### WHAT THIS TASK INVOLVES
Reproduce each record below exactly as written.

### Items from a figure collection
###

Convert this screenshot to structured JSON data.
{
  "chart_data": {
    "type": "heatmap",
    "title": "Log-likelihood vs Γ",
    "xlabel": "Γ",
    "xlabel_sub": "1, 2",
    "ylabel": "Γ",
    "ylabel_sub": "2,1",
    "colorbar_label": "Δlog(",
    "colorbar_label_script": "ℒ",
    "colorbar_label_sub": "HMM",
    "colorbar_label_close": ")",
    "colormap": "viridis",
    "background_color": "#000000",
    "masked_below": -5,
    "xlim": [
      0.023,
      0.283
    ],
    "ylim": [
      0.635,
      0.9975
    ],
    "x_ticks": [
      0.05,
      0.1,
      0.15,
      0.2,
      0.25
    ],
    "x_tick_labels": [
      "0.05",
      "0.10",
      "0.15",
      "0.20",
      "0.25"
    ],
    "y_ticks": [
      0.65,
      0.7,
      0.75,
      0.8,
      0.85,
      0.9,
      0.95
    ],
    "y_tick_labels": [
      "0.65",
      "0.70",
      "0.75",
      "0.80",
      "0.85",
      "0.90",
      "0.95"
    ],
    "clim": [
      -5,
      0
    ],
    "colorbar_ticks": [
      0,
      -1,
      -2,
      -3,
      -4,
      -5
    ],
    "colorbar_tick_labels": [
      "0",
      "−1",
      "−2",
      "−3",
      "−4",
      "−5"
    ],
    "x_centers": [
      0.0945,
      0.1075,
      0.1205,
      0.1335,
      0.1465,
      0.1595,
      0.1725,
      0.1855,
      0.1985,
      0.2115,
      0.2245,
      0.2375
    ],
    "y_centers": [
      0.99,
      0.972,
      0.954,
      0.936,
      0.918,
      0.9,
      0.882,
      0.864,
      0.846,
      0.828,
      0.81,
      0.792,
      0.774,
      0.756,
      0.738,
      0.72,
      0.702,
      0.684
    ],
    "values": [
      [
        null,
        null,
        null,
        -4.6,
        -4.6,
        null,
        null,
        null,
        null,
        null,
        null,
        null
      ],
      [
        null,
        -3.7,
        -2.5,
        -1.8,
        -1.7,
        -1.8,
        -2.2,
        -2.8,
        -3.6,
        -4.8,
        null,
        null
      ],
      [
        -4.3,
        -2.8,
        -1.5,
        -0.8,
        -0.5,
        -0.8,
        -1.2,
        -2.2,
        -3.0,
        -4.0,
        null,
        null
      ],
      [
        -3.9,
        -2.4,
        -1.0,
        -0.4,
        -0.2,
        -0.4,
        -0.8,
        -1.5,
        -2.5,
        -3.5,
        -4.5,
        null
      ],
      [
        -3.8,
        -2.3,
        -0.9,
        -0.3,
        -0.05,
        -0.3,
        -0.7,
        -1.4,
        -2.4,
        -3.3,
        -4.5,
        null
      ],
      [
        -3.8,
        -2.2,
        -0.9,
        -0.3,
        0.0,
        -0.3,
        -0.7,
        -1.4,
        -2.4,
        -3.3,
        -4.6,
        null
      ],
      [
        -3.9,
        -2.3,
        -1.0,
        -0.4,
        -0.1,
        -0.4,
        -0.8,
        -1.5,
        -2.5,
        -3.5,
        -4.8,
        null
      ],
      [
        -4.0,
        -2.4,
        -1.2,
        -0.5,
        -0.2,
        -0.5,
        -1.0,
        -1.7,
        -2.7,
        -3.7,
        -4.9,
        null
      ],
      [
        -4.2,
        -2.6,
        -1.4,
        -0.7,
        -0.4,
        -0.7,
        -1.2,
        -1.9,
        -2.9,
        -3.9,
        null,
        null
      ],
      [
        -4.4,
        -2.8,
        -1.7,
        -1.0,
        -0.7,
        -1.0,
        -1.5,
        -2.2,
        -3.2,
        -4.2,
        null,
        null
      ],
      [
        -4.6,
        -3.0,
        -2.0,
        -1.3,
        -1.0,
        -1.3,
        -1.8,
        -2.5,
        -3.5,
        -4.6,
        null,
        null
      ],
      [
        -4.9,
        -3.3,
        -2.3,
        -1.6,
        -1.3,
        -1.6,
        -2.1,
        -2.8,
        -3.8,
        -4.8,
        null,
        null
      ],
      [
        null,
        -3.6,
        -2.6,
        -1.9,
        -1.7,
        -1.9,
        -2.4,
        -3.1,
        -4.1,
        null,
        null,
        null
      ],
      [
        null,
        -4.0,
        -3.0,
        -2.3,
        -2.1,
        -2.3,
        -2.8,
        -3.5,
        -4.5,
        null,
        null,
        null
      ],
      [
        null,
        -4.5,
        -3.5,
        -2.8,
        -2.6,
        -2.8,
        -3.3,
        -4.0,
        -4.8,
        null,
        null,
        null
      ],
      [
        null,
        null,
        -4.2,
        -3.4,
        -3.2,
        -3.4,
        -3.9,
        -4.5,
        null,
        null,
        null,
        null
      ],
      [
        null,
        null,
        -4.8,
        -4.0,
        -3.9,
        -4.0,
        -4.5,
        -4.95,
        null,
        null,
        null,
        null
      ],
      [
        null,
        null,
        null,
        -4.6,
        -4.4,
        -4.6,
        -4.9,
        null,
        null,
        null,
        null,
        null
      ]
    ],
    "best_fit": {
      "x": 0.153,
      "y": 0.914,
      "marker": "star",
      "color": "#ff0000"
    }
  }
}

###

### EXERCISE RESPONSE
Convert this screenshot to structured JSON data.
{
  "chart_data": {
    "type": "heatmap",
    "title": "Log-likelihood vs Γ",
    "xlabel": "Γ",
    "xlabel_sub": "1, 2",
    "ylabel": "Γ",
    "ylabel_sub": "2,1",
    "colorbar_label": "Δlog(",
    "colorbar_label_script": "ℒ",
    "colorbar_label_sub": "HMM",
    "colorbar_label_close": ")",
    "colormap": "viridis",
    "background_color": "#000000",
    "masked_below": -5,
    "xlim": [
      0.023,
      0.283
    ],
    "ylim": [
      0.635,
      0.9975
    ],
    "x_ticks": [
      0.05,
      0.1,
      0.15,
      0.2,
      0.25
    ],
    "x_tick_labels": [
      "0.05",
      "0.10",
      "0.15",
      "0.20",
      "0.25"
    ],
    "y_ticks": [
      0.65,
      0.7,
      0.75,
      0.8,
      0.85,
      0.9,
      0.95
    ],
    "y_tick_labels": [
      "0.65",
      "0.70",
      "0.75",
      "0.80",
      "0.85",
      "0.90",
      "0.95"
    ],
    "clim": [
      -5,
      0
    ],
    "colorbar_ticks": [
      0,
      -1,
      -2,
      -3,
      -4,
      -5
    ],
    "colorbar_tick_labels": [
      "0",
      "−1",
      "−2",
      "−3",
      "−4",
      "−5"
    ],
    "x_centers": [
      0.0945,
      0.1075,
      0.1205,
      0.1335,
      0.1465,
      0.1595,
      0.1725,
      0.1855,
      0.1985,
      0.2115,
      0.2245,
      0.2375
    ],
    "y_centers": [
      0.99,
      0.972,
      0.954,
      0.936,
      0.918,
      0.9,
      0.882,
      0.864,
      0.846,
      0.828,
      0.81,
      0.792,
      0.774,
      0.756,
      0.738,
      0.72,
      0.702,
      0.684
    ],
    "values": [
      [
        null,
        null,
        null,
        -4.6,
        -4.6,
        null,
        null,
        null,
        null,
        null,
        null,
        null
      ],
      [
        null,
        -3.7,
        -2.5,
        -1.8,
        -1.7,
        -1.8,
        -2.2,
        -2.8,
        -3.6,
        -4.8,
        null,
        null
      ],
      [
        -4.3,
        -2.8,
        -1.5,
        -0.8,
        -0.5,
        -0.8,
        -1.2,
        -2.2,
        -3.0,
        -4.0,
        null,
        null
      ],
      [
        -3.9,
        -2.4,
        -1.0,
        -0.4,
        -0.2,
        -0.4,
        -0.8,
        -1.5,
        -2.5,
        -3.5,
        -4.5,
        null
      ],
      [
        -3.8,
        -2.3,
        -0.9,
        -0.3,
        -0.05,
        -0.3,
        -0.7,
        -1.4,
        -2.4,
        -3.3,
        -4.5,
        null
      ],
      [
        -3.8,
        -2.2,
        -0.9,
        -0.3,
        0.0,
        -0.3,
        -0.7,
        -1.4,
        -2.4,
        -3.3,
        -4.6,
        null
      ],
      [
        -3.9,
        -2.3,
        -1.0,
        -0.4,
        -0.1,
        -0.4,
        -0.8,
        -1.5,
        -2.5,
        -3.5,
        -4.8,
        null
      ],
      [
        -4.0,
        -2.4,
        -1.2,
        -0.5,
        -0.2,
        -0.5,
        -1.0,
        -1.7,
        -2.7,
        -3.7,
        -4.9,
        null
      ],
      [
        -4.2,
        -2.6,
        -1.4,
        -0.7,
        -0.4,
        -0.7,
        -1.2,
        -1.9,
        -2.9,
        -3.9,
        null,
        null
      ],
      [
        -4.4,
        -2.8,
        -1.7,
        -1.0,
        -0.7,
        -1.0,
        -1.5,
        -2.2,
        -3.2,
        -4.2,
        null,
        null
      ],
      [
        -4.6,
        -3.0,
        -2.0,
        -1.3,
        -1.0,
        -1.3,
        -1.8,
        -2.5,
        -3.5,
        -4.6,
        null,
        null
      ],
      [
        -4.9,
        -3.3,
        -2.3,
        -1.6,
        -1.3,
        -1.6,
        -2.1,
        -2.8,
        -3.8,
        -4.8,
        null,
        null
      ],
      [
        null,
        -3.6,
        -2.6,
        -1.9,
        -1.7,
        -1.9,
        -2.4,
        -3.1,
        -4.1,
        null,
        null,
        null
      ],
      [
        null,
        -4.0,
        -3.0,
        -2.3,
        -2.1,
        -2.3,
        -2.8,
        -3.5,
        -4.5,
        null,
        null,
        null
      ],
      [
        null,
        -4.5,
        -3.5,
        -2.8,
        -2.6,
        -2.8,
        -3.3,
        -4.0,
        -4.8,
        null,
        null,
        null
      ],
      [
        null,
        null,
        -4.2,
        -3.4,
        -3.2,
        -3.4,
        -3.9,
        -4.5,
        null,
        null,
        null,
        null
      ],
      [
        null,
        null,
        -4.8,
        -4.0,
        -3.9,
        -4.0,
        -4.5,
        -4.95,
        null,
        null,
        null,
        null
      ],
      [
        null,
        null,
        null,
        -4.6,
        -4.4,
        -4.6,
        -4.9,
        null,
        null,
        null,
        null,
        null
      ]
    ],
    "best_fit": {
      "x": 0.153,
      "y": 0.914,
      "marker": "star",
      "color": "#ff0000"
    }
  }
}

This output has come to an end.